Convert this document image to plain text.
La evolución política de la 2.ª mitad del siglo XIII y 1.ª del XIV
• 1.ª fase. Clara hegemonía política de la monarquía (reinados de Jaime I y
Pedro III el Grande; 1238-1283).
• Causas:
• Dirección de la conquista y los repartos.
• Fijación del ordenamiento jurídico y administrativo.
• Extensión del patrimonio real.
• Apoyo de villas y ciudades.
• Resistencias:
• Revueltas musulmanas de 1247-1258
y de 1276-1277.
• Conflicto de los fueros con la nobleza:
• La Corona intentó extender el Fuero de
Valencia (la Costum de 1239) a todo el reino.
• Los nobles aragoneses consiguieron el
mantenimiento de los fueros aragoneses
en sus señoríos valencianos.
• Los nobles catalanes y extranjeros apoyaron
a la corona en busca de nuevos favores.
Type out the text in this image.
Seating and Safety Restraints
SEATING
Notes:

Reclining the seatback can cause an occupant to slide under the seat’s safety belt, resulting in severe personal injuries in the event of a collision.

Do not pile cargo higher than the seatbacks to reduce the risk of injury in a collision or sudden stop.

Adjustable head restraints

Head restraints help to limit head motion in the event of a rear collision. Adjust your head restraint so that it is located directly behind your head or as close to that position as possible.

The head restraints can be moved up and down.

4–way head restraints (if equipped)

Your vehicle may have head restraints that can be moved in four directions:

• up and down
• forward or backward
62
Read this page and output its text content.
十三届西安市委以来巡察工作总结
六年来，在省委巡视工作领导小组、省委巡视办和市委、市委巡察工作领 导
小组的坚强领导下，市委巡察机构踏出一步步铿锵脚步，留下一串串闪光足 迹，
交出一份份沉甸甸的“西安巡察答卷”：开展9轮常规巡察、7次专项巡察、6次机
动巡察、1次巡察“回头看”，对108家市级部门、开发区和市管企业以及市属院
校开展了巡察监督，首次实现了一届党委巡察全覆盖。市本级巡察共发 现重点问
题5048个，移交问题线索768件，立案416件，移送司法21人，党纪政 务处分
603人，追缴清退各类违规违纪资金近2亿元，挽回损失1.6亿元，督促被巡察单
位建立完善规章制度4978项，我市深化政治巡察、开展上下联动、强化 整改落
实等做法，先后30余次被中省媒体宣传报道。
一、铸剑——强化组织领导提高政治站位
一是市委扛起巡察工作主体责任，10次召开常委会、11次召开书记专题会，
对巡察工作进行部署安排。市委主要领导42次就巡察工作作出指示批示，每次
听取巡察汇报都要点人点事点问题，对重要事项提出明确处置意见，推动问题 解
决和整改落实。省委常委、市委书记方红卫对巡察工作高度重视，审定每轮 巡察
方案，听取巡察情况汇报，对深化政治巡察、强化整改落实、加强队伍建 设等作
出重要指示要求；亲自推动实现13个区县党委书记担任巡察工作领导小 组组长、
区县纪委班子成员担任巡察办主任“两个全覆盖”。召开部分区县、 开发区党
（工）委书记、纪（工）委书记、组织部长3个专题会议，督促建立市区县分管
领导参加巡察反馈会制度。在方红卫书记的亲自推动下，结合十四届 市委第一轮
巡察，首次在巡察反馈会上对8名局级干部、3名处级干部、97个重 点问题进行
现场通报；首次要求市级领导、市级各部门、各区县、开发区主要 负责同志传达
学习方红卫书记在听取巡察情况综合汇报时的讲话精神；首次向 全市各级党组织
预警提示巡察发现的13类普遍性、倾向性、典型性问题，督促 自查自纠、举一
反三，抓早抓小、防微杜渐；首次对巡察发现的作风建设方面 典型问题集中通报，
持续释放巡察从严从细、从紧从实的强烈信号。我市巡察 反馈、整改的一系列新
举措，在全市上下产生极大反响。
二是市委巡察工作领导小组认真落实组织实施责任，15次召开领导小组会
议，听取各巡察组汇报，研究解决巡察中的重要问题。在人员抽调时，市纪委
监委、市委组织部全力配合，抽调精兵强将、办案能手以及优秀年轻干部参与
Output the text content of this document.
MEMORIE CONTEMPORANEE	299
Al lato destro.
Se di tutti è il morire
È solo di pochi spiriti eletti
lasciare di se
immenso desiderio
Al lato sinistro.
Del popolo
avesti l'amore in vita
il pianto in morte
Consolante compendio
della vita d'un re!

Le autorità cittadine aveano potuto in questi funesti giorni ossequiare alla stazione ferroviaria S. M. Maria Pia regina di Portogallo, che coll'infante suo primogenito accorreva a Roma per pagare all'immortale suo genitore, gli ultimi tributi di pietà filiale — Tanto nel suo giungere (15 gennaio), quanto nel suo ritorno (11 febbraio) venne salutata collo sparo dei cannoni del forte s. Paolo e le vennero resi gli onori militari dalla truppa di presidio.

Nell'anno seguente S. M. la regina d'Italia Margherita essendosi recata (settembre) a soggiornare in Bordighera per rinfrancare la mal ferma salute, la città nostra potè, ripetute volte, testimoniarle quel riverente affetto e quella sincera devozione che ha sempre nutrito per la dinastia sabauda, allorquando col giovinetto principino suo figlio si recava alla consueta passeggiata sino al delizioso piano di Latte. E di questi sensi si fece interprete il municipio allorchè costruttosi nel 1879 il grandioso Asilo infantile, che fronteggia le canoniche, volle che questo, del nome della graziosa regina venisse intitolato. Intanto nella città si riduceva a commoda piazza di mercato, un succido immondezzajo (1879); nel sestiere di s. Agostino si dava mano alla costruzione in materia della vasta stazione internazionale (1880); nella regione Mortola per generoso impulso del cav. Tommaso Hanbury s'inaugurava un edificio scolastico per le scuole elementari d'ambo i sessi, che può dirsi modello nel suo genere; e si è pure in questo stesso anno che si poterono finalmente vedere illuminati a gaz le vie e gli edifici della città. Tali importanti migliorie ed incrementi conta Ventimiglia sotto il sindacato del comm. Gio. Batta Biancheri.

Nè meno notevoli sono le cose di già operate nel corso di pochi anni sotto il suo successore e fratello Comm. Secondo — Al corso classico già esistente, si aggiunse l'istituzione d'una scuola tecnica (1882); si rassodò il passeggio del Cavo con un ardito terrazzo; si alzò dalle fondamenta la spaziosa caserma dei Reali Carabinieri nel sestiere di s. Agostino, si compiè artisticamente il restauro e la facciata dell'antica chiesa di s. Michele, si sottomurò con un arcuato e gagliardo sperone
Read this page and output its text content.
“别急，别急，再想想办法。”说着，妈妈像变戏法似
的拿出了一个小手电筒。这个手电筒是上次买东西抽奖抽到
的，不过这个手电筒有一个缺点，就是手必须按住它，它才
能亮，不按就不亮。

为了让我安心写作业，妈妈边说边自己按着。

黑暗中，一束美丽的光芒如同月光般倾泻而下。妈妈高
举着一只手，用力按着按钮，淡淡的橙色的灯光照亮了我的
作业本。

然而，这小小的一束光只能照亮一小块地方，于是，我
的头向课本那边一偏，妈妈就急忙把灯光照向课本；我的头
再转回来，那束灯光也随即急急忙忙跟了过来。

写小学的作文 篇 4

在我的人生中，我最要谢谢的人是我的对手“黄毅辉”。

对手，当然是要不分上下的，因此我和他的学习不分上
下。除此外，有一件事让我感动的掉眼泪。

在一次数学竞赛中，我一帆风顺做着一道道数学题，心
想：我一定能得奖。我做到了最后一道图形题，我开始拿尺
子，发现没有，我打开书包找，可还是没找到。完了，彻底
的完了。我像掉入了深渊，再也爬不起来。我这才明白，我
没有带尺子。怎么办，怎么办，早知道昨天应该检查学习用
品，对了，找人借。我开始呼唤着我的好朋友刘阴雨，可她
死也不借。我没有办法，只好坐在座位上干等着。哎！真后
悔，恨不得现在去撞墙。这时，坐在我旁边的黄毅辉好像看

_Written exercise_: Copy each line holding the word "document" from the listing above.

_Solution_:
Convert this document image to plain text.
Output the text content of this document.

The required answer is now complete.